++++ Excerpted data ++++

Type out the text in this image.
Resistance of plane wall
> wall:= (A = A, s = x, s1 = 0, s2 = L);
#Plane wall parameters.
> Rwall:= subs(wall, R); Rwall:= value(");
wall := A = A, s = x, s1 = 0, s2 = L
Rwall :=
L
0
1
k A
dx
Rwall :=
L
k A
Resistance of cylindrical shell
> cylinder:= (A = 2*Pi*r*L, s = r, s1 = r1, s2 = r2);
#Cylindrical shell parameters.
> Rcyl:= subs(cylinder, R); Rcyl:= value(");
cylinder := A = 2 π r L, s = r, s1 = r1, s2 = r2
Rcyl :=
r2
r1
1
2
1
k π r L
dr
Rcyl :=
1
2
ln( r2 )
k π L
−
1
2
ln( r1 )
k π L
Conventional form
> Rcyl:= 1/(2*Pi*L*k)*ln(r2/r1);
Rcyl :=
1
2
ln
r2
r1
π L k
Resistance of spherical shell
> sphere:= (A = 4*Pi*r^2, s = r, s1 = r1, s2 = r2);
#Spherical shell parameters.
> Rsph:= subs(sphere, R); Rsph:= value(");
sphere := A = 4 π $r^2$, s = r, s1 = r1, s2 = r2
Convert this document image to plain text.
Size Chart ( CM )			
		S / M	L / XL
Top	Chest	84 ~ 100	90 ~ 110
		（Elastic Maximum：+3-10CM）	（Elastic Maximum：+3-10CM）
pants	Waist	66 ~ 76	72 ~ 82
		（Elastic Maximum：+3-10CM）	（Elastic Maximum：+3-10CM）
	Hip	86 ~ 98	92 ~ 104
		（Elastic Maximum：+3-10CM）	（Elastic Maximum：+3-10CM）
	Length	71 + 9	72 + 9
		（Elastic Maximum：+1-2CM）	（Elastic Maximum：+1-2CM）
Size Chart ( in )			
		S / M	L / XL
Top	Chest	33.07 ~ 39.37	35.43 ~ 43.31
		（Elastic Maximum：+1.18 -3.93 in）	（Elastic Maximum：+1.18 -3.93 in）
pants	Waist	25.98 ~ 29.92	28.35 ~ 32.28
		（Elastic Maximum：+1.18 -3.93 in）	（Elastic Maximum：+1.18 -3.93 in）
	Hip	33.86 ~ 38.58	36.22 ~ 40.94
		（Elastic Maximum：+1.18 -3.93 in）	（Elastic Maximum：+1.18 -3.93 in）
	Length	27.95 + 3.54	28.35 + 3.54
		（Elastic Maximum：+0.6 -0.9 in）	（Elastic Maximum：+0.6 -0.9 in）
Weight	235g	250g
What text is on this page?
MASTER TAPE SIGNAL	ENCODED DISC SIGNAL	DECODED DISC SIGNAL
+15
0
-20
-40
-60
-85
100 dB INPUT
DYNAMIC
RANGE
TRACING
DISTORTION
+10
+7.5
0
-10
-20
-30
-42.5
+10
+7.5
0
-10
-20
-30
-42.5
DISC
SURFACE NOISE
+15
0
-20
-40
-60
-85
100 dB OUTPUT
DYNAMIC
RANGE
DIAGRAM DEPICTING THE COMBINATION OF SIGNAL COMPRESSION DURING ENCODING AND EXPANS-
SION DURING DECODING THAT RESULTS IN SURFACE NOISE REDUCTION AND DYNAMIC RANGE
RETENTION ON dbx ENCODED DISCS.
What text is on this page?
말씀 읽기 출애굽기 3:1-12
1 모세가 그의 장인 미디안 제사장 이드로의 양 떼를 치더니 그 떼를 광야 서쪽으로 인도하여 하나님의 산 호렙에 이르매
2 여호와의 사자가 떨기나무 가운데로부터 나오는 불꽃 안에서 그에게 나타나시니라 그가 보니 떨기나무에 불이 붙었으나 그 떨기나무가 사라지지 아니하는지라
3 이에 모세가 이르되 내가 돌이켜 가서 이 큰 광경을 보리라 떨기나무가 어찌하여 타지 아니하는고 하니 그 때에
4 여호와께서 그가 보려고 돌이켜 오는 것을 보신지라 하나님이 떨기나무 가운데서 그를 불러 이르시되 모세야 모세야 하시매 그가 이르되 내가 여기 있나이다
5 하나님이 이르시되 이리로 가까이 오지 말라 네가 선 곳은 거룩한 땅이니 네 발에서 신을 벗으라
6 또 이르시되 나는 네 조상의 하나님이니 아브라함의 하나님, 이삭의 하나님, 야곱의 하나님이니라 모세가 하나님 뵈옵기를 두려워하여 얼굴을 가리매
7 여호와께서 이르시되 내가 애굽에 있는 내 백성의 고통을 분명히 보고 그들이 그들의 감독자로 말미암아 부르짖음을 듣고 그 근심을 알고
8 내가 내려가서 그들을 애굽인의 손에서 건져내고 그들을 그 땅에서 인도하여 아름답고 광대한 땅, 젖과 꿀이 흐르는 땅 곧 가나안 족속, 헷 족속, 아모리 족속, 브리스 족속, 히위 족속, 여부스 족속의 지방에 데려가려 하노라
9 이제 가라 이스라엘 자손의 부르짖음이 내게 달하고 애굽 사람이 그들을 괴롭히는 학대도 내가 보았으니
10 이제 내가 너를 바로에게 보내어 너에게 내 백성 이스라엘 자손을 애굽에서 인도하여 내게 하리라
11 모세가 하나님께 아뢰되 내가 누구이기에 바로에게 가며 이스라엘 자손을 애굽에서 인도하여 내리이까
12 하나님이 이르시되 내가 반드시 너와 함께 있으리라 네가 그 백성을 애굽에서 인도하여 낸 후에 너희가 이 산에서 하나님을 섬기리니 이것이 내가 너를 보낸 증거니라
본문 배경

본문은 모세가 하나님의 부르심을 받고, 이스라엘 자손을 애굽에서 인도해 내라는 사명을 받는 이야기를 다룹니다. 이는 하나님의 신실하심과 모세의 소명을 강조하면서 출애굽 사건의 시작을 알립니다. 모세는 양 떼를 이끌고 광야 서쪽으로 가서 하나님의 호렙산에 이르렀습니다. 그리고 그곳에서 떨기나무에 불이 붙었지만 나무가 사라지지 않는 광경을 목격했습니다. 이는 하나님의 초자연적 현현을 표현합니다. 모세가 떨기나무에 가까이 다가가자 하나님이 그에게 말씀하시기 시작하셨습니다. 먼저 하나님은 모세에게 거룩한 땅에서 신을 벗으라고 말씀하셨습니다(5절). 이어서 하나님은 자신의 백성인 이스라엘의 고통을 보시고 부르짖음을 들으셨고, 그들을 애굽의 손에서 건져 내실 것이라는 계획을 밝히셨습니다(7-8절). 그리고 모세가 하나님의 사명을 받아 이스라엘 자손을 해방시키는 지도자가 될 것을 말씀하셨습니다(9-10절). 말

++++

# Request
Copy every line of the records above that contains "Waist".

# Response to this exercise
pants	Waist	66 ~ 76	72 ~ 82
pants	Waist	25.98 ~ 29.92	28.35 ~ 32.28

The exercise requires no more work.